-- START Data lines --

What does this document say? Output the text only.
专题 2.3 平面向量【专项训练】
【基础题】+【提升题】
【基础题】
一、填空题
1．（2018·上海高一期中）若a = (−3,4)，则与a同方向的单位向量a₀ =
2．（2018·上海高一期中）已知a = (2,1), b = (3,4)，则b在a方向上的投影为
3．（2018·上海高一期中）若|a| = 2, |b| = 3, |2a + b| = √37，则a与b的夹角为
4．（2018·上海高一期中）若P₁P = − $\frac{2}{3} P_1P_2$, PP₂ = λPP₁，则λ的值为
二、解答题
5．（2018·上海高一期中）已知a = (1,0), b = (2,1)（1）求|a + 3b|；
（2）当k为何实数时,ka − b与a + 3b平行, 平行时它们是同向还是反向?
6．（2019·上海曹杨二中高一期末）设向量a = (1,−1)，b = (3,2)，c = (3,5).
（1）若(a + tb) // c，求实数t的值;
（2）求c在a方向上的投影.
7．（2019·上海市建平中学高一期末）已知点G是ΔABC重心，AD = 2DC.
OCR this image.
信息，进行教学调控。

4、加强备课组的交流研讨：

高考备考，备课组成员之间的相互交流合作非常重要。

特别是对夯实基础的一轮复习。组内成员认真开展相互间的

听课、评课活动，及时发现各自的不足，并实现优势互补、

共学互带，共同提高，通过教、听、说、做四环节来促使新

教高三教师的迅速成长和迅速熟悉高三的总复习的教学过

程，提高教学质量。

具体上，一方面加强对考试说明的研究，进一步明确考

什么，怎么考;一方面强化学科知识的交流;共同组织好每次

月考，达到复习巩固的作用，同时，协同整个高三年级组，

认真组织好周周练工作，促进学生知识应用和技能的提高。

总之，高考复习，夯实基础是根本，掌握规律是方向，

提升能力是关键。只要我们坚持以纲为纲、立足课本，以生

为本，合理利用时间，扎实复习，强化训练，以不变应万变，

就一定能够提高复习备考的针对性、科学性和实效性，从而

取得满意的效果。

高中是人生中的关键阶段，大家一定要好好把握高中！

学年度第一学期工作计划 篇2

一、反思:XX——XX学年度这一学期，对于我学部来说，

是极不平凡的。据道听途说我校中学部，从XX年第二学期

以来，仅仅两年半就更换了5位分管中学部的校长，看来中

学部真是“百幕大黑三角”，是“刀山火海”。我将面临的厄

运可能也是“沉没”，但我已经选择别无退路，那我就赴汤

-- END Data lines --

Stated exercise -
Pull out every line of the records that includes the string "this".

Response to the task -
What does this document say? Output the text only.
OCR this image.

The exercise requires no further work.